• Exercise: Look through the data for the string "JSON". Copy every line where it is found.

[Entries with figure data]
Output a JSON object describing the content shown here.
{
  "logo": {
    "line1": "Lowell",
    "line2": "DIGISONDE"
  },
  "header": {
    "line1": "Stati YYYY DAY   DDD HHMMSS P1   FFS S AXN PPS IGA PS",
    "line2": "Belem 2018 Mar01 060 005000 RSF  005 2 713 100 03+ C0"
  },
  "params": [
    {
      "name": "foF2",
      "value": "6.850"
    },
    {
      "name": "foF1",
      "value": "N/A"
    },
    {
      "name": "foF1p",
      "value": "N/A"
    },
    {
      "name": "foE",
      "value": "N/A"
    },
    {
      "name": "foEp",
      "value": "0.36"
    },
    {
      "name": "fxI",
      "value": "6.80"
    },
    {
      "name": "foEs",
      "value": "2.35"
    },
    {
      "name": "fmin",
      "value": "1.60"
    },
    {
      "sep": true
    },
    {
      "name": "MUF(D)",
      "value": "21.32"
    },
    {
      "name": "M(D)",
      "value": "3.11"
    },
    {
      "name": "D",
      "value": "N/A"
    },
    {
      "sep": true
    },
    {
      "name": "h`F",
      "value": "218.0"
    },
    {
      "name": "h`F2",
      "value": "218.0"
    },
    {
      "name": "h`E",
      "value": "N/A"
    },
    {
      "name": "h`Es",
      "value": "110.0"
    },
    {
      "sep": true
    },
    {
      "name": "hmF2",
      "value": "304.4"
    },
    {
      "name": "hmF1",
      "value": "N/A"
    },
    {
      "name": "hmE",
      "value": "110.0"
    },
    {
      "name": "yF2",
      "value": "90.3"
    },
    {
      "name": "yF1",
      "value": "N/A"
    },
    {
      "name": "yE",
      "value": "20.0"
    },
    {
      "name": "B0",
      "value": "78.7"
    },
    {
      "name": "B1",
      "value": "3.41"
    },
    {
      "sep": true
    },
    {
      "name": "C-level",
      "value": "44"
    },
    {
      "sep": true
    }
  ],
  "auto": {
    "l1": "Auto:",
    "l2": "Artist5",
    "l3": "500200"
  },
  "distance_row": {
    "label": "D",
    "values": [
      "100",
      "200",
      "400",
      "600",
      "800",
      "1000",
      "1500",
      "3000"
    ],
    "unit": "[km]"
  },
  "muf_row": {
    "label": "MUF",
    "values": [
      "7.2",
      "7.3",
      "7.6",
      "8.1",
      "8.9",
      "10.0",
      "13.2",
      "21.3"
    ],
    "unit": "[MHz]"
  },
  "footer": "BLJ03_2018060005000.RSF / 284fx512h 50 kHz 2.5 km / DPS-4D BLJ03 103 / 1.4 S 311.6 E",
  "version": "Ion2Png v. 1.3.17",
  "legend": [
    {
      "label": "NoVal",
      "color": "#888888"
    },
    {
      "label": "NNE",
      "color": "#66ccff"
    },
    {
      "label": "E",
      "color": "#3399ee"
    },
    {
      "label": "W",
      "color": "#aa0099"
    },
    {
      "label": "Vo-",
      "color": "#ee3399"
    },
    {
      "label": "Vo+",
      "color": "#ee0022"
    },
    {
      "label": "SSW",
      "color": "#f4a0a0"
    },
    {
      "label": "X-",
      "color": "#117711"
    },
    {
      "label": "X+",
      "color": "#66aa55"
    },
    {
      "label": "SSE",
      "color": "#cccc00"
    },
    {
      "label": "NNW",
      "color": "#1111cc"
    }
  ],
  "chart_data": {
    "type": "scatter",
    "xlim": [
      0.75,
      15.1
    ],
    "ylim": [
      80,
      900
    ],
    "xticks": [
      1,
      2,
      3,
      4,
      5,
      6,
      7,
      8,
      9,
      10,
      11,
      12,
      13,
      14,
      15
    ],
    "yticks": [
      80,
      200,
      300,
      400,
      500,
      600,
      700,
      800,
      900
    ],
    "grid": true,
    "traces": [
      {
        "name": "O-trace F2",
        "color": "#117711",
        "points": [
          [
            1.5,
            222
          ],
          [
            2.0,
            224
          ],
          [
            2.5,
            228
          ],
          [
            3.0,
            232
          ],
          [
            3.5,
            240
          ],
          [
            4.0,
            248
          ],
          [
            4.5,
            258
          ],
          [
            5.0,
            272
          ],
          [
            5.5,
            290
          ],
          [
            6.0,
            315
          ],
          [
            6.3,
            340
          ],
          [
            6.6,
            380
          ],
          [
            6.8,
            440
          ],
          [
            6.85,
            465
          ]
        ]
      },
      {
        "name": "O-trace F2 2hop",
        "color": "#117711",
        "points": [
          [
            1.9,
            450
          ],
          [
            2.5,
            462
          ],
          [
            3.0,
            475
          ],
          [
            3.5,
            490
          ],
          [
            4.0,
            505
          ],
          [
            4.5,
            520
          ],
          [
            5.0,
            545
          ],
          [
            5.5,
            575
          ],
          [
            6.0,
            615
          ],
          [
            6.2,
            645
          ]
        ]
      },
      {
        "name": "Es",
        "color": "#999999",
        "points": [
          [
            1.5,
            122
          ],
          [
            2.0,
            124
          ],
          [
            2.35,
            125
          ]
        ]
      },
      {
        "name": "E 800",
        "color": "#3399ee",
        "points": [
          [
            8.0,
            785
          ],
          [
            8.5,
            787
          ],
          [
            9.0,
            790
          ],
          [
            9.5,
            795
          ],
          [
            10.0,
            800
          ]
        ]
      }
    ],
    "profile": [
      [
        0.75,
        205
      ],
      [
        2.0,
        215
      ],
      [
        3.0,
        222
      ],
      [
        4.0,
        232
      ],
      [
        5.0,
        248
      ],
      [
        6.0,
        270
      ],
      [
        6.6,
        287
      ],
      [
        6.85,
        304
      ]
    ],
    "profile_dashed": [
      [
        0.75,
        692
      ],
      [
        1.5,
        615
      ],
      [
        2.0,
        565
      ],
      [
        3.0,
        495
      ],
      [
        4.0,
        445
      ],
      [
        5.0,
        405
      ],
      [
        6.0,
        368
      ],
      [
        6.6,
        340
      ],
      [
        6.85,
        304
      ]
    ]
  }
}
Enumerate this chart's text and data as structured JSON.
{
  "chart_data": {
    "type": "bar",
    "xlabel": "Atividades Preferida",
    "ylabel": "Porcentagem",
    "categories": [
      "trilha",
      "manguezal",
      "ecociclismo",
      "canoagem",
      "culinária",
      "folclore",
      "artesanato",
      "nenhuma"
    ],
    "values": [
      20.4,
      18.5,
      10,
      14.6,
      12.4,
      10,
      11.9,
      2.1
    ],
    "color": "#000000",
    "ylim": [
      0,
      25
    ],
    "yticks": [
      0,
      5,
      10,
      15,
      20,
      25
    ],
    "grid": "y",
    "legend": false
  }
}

• The solution:
Output a JSON object describing the content shown here.
Enumerate this chart's text and data as structured JSON.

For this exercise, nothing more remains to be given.